:: Provided records ::
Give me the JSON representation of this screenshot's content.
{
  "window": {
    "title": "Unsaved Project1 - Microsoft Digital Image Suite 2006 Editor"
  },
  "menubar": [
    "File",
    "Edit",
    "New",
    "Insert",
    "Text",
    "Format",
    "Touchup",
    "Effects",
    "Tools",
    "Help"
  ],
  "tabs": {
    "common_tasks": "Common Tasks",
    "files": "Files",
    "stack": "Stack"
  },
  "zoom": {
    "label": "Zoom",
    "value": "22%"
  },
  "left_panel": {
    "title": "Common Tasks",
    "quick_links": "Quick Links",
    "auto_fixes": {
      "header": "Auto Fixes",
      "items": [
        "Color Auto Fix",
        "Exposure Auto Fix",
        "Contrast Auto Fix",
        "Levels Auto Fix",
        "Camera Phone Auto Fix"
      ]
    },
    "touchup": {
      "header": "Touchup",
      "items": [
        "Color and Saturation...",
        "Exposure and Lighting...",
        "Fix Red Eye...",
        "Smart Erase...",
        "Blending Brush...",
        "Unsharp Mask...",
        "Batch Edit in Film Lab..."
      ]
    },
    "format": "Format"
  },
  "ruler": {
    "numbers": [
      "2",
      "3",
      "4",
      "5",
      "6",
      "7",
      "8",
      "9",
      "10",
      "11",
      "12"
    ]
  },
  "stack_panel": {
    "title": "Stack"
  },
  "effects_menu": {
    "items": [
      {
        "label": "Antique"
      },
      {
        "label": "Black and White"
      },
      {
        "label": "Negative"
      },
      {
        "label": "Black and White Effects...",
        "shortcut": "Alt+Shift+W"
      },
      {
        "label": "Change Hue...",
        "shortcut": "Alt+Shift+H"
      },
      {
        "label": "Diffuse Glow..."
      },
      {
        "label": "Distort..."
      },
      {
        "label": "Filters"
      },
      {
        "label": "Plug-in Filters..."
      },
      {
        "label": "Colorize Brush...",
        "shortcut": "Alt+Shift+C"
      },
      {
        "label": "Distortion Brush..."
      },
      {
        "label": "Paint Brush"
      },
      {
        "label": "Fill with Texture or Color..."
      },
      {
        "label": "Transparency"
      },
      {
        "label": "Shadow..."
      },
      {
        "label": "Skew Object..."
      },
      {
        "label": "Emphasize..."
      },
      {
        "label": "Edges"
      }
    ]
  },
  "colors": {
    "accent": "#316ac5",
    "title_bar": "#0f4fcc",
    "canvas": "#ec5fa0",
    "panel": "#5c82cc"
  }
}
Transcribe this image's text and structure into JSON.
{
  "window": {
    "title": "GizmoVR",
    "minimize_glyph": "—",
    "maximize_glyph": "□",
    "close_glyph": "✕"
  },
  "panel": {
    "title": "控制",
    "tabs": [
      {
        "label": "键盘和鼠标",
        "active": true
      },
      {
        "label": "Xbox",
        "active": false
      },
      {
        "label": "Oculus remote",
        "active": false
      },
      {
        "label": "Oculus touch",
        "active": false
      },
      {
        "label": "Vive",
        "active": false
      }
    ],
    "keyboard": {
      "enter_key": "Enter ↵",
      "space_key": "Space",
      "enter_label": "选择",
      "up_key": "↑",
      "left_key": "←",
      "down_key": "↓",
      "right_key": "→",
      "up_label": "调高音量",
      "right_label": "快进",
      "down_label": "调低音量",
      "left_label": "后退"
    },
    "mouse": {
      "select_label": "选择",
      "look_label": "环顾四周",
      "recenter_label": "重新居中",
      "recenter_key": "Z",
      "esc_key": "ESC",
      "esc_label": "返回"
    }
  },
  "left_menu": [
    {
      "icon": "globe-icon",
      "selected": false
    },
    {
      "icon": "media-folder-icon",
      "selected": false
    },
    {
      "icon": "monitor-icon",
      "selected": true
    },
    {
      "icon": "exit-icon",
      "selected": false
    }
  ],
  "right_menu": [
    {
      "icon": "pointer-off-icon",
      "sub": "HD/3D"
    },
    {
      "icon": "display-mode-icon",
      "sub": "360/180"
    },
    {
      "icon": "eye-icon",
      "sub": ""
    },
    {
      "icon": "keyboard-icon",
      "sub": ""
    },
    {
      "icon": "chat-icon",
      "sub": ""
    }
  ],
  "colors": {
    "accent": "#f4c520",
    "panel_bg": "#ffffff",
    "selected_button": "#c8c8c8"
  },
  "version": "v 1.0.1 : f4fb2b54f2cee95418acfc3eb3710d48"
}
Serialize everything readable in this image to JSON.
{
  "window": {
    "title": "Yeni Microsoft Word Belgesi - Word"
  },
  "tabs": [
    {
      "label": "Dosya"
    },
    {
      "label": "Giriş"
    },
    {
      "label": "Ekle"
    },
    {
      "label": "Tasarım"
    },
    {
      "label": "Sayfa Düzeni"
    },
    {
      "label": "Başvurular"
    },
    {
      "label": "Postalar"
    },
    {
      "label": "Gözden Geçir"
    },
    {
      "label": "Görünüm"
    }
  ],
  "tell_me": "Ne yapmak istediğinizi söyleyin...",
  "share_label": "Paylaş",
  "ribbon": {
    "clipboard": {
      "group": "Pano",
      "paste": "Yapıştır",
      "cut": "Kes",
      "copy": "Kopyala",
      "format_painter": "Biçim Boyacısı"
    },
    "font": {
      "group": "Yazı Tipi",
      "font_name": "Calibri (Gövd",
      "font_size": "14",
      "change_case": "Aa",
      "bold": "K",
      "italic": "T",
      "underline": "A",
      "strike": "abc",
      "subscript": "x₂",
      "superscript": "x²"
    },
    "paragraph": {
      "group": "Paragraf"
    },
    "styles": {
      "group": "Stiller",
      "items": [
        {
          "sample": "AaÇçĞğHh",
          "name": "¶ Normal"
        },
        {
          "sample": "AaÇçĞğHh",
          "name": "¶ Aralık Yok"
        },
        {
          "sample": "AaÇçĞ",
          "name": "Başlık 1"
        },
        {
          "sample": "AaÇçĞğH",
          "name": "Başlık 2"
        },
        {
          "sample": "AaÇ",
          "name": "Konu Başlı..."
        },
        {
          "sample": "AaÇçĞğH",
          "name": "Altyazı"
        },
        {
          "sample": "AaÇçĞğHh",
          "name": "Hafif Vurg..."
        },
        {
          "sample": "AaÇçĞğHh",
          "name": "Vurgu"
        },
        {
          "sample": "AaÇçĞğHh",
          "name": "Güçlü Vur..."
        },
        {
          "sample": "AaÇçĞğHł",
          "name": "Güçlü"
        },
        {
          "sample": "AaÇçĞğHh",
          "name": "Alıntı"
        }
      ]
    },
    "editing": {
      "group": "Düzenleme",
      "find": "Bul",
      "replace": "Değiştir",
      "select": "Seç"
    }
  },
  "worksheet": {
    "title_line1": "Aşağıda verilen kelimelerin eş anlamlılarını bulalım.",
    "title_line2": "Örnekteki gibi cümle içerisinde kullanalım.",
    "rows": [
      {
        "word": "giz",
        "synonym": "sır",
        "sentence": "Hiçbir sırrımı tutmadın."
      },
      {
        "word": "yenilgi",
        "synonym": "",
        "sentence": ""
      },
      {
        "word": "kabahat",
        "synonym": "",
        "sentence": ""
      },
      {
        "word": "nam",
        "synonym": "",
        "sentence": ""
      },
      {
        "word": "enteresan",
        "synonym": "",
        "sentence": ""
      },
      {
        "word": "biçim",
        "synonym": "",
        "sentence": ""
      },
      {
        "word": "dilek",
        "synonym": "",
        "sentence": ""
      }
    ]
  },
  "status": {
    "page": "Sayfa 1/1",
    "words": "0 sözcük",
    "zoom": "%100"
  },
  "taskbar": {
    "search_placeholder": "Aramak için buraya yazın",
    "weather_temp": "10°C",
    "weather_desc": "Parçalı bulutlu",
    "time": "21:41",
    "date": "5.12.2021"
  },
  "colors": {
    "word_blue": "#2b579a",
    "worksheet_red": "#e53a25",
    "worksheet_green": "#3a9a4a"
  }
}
:::
→ Problem details
Collect the complete line wherever the string "White" appears in the records.

→ Final result
        "label": "Black and White"
        "label": "Black and White Effects...",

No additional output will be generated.